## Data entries
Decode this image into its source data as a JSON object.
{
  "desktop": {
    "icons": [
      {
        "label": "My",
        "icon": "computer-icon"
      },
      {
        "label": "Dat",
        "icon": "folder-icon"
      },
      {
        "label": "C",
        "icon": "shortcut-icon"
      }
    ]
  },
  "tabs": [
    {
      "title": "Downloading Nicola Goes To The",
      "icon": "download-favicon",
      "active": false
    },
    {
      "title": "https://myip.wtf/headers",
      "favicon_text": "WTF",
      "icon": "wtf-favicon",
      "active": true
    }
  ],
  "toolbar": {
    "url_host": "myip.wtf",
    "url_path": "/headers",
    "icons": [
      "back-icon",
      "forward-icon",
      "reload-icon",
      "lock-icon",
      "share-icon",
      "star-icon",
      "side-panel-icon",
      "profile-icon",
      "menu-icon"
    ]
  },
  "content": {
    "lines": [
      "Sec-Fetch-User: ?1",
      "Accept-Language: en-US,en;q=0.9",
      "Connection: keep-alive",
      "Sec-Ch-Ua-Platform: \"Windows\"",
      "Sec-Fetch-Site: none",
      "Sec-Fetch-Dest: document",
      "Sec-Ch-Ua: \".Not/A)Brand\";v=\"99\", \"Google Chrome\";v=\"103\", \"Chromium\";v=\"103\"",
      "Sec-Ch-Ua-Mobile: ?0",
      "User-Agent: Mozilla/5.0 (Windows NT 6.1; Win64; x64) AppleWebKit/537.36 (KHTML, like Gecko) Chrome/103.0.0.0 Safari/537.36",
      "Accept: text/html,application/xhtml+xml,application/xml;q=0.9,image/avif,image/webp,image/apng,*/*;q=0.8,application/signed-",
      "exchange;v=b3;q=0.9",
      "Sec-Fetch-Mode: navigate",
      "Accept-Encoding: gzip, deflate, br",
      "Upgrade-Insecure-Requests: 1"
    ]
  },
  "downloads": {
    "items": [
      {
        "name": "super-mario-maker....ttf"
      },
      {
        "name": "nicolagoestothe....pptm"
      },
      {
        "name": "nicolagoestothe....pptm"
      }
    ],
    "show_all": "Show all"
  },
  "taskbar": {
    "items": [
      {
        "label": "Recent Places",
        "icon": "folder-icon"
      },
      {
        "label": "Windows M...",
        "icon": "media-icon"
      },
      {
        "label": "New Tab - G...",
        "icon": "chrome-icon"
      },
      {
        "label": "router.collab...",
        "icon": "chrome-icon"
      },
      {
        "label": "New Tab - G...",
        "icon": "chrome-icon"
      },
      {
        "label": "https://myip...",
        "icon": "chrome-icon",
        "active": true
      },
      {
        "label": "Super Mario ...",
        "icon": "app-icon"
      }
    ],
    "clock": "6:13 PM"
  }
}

## TO DO
Copy each record from above exactly, and include every line.

## ANSWER
Decode this image into its source data as a JSON object.
{
  "desktop": {
    "icons": [
      {
        "label": "My",
        "icon": "computer-icon"
      },
      {
        "label": "Dat",
        "icon": "folder-icon"
      },
      {
        "label": "C",
        "icon": "shortcut-icon"
      }
    ]
  },
  "tabs": [
    {
      "title": "Downloading Nicola Goes To The",
      "icon": "download-favicon",
      "active": false
    },
    {
      "title": "https://myip.wtf/headers",
      "favicon_text": "WTF",
      "icon": "wtf-favicon",
      "active": true
    }
  ],
  "toolbar": {
    "url_host": "myip.wtf",
    "url_path": "/headers",
    "icons": [
      "back-icon",
      "forward-icon",
      "reload-icon",
      "lock-icon",
      "share-icon",
      "star-icon",
      "side-panel-icon",
      "profile-icon",
      "menu-icon"
    ]
  },
  "content": {
    "lines": [
      "Sec-Fetch-User: ?1",
      "Accept-Language: en-US,en;q=0.9",
      "Connection: keep-alive",
      "Sec-Ch-Ua-Platform: \"Windows\"",
      "Sec-Fetch-Site: none",
      "Sec-Fetch-Dest: document",
      "Sec-Ch-Ua: \".Not/A)Brand\";v=\"99\", \"Google Chrome\";v=\"103\", \"Chromium\";v=\"103\"",
      "Sec-Ch-Ua-Mobile: ?0",
      "User-Agent: Mozilla/5.0 (Windows NT 6.1; Win64; x64) AppleWebKit/537.36 (KHTML, like Gecko) Chrome/103.0.0.0 Safari/537.36",
      "Accept: text/html,application/xhtml+xml,application/xml;q=0.9,image/avif,image/webp,image/apng,*/*;q=0.8,application/signed-",
      "exchange;v=b3;q=0.9",
      "Sec-Fetch-Mode: navigate",
      "Accept-Encoding: gzip, deflate, br",
      "Upgrade-Insecure-Requests: 1"
    ]
  },
  "downloads": {
    "items": [
      {
        "name": "super-mario-maker....ttf"
      },
      {
        "name": "nicolagoestothe....pptm"
      },
      {
        "name": "nicolagoestothe....pptm"
      }
    ],
    "show_all": "Show all"
  },
  "taskbar": {
    "items": [
      {
        "label": "Recent Places",
        "icon": "folder-icon"
      },
      {
        "label": "Windows M...",
        "icon": "media-icon"
      },
      {
        "label": "New Tab - G...",
        "icon": "chrome-icon"
      },
      {
        "label": "router.collab...",
        "icon": "chrome-icon"
      },
      {
        "label": "New Tab - G...",
        "icon": "chrome-icon"
      },
      {
        "label": "https://myip...",
        "icon": "chrome-icon",
        "active": true
      },
      {
        "label": "Super Mario ...",
        "icon": "app-icon"
      }
    ],
    "clock": "6:13 PM"
  }
}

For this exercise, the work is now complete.